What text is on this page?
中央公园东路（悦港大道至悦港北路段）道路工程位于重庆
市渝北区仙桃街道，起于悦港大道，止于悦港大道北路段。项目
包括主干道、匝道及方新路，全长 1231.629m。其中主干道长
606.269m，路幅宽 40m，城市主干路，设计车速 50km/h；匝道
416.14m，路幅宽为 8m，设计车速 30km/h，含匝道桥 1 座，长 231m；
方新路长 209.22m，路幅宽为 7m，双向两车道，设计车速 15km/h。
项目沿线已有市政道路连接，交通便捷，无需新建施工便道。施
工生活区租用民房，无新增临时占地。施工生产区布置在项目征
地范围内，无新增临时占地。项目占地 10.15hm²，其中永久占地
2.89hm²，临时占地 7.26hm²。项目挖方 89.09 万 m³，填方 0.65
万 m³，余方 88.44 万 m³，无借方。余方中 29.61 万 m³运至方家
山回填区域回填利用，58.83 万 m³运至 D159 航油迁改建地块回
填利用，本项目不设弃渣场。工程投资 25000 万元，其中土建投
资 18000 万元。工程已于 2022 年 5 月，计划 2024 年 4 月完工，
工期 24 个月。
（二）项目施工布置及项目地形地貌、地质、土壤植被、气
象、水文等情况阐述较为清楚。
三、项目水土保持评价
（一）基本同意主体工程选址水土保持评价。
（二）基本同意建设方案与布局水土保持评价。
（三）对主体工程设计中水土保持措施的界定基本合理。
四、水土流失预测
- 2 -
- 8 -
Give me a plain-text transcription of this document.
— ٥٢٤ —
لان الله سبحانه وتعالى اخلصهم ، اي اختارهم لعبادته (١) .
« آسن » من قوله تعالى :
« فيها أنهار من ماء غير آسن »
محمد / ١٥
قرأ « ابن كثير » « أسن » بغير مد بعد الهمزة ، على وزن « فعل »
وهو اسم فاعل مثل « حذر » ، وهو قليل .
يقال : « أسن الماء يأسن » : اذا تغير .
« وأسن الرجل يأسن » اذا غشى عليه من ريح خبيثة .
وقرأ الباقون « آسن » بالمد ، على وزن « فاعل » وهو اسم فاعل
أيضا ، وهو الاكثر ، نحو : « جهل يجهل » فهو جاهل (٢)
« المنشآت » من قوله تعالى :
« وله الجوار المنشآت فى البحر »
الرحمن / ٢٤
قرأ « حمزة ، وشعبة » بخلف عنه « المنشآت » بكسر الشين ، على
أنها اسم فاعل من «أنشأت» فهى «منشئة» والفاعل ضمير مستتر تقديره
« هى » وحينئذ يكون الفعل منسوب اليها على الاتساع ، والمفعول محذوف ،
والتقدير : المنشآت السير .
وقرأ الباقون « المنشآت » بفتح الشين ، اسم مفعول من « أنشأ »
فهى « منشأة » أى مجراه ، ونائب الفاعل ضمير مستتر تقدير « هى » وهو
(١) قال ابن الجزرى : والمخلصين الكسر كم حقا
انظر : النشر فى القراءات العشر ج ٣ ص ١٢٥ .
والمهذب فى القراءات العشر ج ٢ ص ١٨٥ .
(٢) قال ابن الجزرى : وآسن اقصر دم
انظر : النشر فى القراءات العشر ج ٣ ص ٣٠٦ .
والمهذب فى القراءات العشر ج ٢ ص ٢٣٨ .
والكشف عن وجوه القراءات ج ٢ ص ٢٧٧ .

**Exercise objective:**
From the records above, extract each line exactly as shown.

**Result of this exercise:**
What text is on this page?
中央公园东路（悦港大道至悦港北路段）道路工程位于重庆
市渝北区仙桃街道，起于悦港大道，止于悦港大道北路段。项目
包括主干道、匝道及方新路，全长 1231.629m。其中主干道长
606.269m，路幅宽 40m，城市主干路，设计车速 50km/h；匝道
416.14m，路幅宽为 8m，设计车速 30km/h，含匝道桥 1 座，长 231m；
方新路长 209.22m，路幅宽为 7m，双向两车道，设计车速 15km/h。
项目沿线已有市政道路连接，交通便捷，无需新建施工便道。施
工生活区租用民房，无新增临时占地。施工生产区布置在项目征
地范围内，无新增临时占地。项目占地 10.15hm²，其中永久占地
2.89hm²，临时占地 7.26hm²。项目挖方 89.09 万 m³，填方 0.65
万 m³，余方 88.44 万 m³，无借方。余方中 29.61 万 m³运至方家
山回填区域回填利用，58.83 万 m³运至 D159 航油迁改建地块回
填利用，本项目不设弃渣场。工程投资 25000 万元，其中土建投
资 18000 万元。工程已于 2022 年 5 月，计划 2024 年 4 月完工，
工期 24 个月。
（二）项目施工布置及项目地形地貌、地质、土壤植被、气
象、水文等情况阐述较为清楚。
三、项目水土保持评价
（一）基本同意主体工程选址水土保持评价。
（二）基本同意建设方案与布局水土保持评价。
（三）对主体工程设计中水土保持措施的界定基本合理。
四、水土流失预测
- 2 -
- 8 -
Give me a plain-text transcription of this document.
— ٥٢٤ —
لان الله سبحانه وتعالى اخلصهم ، اي اختارهم لعبادته (١) .
« آسن » من قوله تعالى :
« فيها أنهار من ماء غير آسن »
محمد / ١٥
قرأ « ابن كثير » « أسن » بغير مد بعد الهمزة ، على وزن « فعل »
وهو اسم فاعل مثل « حذر » ، وهو قليل .
يقال : « أسن الماء يأسن » : اذا تغير .
« وأسن الرجل يأسن » اذا غشى عليه من ريح خبيثة .
وقرأ الباقون « آسن » بالمد ، على وزن « فاعل » وهو اسم فاعل
أيضا ، وهو الاكثر ، نحو : « جهل يجهل » فهو جاهل (٢)
« المنشآت » من قوله تعالى :
« وله الجوار المنشآت فى البحر »
الرحمن / ٢٤
قرأ « حمزة ، وشعبة » بخلف عنه « المنشآت » بكسر الشين ، على
أنها اسم فاعل من «أنشأت» فهى «منشئة» والفاعل ضمير مستتر تقديره
« هى » وحينئذ يكون الفعل منسوب اليها على الاتساع ، والمفعول محذوف ،
والتقدير : المنشآت السير .
وقرأ الباقون « المنشآت » بفتح الشين ، اسم مفعول من « أنشأ »
فهى « منشأة » أى مجراه ، ونائب الفاعل ضمير مستتر تقدير « هى » وهو
(١) قال ابن الجزرى : والمخلصين الكسر كم حقا
انظر : النشر فى القراءات العشر ج ٣ ص ١٢٥ .
والمهذب فى القراءات العشر ج ٢ ص ١٨٥ .
(٢) قال ابن الجزرى : وآسن اقصر دم
انظر : النشر فى القراءات العشر ج ٣ ص ٣٠٦ .
والمهذب فى القراءات العشر ج ٢ ص ٢٣٨ .
والكشف عن وجوه القراءات ج ٢ ص ٢٧٧ .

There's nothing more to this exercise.